-------- GIVEN RECORDS
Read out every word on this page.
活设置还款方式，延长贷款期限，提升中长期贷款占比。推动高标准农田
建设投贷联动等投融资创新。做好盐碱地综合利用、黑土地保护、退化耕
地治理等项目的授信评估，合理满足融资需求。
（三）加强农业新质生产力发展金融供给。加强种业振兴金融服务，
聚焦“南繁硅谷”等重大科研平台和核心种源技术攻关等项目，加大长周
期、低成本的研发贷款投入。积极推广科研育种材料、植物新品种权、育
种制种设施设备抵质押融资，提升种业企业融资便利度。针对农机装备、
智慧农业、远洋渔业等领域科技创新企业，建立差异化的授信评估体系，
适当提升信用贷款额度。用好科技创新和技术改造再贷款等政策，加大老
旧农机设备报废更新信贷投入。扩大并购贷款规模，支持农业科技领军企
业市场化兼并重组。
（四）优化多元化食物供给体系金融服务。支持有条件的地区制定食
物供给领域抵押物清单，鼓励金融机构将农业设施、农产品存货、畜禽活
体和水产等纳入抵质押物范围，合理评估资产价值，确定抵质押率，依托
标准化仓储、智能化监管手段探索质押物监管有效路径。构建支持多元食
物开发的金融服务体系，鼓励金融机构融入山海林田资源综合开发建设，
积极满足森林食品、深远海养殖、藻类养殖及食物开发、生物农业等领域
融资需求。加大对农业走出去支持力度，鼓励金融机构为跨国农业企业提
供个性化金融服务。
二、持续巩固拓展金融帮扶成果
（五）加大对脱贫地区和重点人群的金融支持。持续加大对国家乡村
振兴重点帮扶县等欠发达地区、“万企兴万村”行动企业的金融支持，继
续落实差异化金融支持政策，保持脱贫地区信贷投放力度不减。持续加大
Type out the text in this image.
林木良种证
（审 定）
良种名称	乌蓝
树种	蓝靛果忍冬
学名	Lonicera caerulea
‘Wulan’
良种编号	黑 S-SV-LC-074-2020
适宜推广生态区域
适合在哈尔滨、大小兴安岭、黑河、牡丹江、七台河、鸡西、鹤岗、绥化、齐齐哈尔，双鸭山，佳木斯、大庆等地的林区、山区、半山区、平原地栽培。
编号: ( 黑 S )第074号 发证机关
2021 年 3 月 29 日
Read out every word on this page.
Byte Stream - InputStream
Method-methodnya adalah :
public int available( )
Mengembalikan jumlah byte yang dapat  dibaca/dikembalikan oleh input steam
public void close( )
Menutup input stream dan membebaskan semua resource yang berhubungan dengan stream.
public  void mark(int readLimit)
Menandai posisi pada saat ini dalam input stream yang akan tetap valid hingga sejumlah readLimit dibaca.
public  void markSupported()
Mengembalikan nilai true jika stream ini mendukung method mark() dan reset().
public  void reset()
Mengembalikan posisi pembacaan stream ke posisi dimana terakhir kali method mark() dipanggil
----------------
- _WORK INSTRUCTIONS_: Write the complete data out, exactly as above.

- _TASK SOLUTION_:
Read out every word on this page.
活设置还款方式，延长贷款期限，提升中长期贷款占比。推动高标准农田
建设投贷联动等投融资创新。做好盐碱地综合利用、黑土地保护、退化耕
地治理等项目的授信评估，合理满足融资需求。
（三）加强农业新质生产力发展金融供给。加强种业振兴金融服务，
聚焦“南繁硅谷”等重大科研平台和核心种源技术攻关等项目，加大长周
期、低成本的研发贷款投入。积极推广科研育种材料、植物新品种权、育
种制种设施设备抵质押融资，提升种业企业融资便利度。针对农机装备、
智慧农业、远洋渔业等领域科技创新企业，建立差异化的授信评估体系，
适当提升信用贷款额度。用好科技创新和技术改造再贷款等政策，加大老
旧农机设备报废更新信贷投入。扩大并购贷款规模，支持农业科技领军企
业市场化兼并重组。
（四）优化多元化食物供给体系金融服务。支持有条件的地区制定食
物供给领域抵押物清单，鼓励金融机构将农业设施、农产品存货、畜禽活
体和水产等纳入抵质押物范围，合理评估资产价值，确定抵质押率，依托
标准化仓储、智能化监管手段探索质押物监管有效路径。构建支持多元食
物开发的金融服务体系，鼓励金融机构融入山海林田资源综合开发建设，
积极满足森林食品、深远海养殖、藻类养殖及食物开发、生物农业等领域
融资需求。加大对农业走出去支持力度，鼓励金融机构为跨国农业企业提
供个性化金融服务。
二、持续巩固拓展金融帮扶成果
（五）加大对脱贫地区和重点人群的金融支持。持续加大对国家乡村
振兴重点帮扶县等欠发达地区、“万企兴万村”行动企业的金融支持，继
续落实差异化金融支持政策，保持脱贫地区信贷投放力度不减。持续加大
Type out the text in this image.
林木良种证
（审 定）
良种名称	乌蓝
树种	蓝靛果忍冬
学名	Lonicera caerulea
‘Wulan’
良种编号	黑 S-SV-LC-074-2020
适宜推广生态区域
适合在哈尔滨、大小兴安岭、黑河、牡丹江、七台河、鸡西、鹤岗、绥化、齐齐哈尔，双鸭山，佳木斯、大庆等地的林区、山区、半山区、平原地栽培。
编号: ( 黑 S )第074号 发证机关
2021 年 3 月 29 日
Read out every word on this page.
Byte Stream - InputStream
Method-methodnya adalah :
public int available( )
Mengembalikan jumlah byte yang dapat  dibaca/dikembalikan oleh input steam
public void close( )
Menutup input stream dan membebaskan semua resource yang berhubungan dengan stream.
public  void mark(int readLimit)
Menandai posisi pada saat ini dalam input stream yang akan tetap valid hingga sejumlah readLimit dibaca.
public  void markSupported()
Mengembalikan nilai true jika stream ini mendukung method mark() dan reset().
public  void reset()
Mengembalikan posisi pembacaan stream ke posisi dimana terakhir kali method mark() dipanggil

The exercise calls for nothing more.